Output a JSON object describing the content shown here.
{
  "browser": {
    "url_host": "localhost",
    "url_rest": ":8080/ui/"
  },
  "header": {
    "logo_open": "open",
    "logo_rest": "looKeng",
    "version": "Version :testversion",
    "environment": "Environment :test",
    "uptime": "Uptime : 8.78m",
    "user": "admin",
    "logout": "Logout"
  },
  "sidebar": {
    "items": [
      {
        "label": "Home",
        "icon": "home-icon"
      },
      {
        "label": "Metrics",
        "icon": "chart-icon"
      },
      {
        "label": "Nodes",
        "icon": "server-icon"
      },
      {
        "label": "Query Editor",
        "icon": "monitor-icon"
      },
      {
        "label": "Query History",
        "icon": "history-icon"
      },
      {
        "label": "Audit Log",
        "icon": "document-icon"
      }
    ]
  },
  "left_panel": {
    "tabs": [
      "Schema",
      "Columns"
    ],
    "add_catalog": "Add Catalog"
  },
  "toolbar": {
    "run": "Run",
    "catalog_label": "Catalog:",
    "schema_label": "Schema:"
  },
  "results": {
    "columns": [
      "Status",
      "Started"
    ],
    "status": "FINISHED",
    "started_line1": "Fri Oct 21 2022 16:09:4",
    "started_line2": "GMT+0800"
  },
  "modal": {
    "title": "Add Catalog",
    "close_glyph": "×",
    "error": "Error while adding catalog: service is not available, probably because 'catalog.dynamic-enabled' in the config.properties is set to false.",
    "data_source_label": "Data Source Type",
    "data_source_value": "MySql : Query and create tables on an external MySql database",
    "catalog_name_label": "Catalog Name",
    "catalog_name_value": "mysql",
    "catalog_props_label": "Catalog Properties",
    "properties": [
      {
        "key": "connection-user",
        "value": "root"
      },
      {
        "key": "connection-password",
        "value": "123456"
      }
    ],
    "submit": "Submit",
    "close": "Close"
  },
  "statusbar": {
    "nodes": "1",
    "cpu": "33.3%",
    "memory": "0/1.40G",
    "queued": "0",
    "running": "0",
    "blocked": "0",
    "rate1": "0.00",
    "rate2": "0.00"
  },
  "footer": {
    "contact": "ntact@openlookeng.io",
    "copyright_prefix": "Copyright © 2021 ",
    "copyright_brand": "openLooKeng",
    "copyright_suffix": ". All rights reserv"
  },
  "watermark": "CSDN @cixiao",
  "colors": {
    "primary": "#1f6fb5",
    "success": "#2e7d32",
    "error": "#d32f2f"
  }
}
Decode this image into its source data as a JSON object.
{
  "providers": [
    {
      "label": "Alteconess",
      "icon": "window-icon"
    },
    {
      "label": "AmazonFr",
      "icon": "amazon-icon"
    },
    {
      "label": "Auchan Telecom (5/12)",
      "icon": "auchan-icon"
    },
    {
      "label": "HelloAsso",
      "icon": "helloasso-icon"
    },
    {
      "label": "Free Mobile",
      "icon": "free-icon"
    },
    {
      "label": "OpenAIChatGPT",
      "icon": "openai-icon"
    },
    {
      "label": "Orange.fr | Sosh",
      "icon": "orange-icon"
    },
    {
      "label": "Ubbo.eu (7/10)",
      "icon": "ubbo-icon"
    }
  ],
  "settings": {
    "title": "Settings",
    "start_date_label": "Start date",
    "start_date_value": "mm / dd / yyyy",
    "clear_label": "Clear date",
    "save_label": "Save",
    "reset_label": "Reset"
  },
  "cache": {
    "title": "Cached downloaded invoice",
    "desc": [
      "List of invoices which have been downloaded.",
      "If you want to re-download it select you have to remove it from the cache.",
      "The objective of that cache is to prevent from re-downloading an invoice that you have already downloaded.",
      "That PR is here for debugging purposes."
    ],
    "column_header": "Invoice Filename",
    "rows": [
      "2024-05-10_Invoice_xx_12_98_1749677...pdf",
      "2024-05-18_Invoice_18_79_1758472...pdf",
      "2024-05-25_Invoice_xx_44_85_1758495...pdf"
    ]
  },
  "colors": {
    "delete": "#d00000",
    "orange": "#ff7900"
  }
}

● ● ● ●

> [WHAT YOU ARE ASKED TO DO] Select from the material above each line in which the string "here" appears, and list those lines.

> [WRITTEN RESPONSE]
Output a JSON object describing the content shown here.
      "That PR is here for debugging purposes."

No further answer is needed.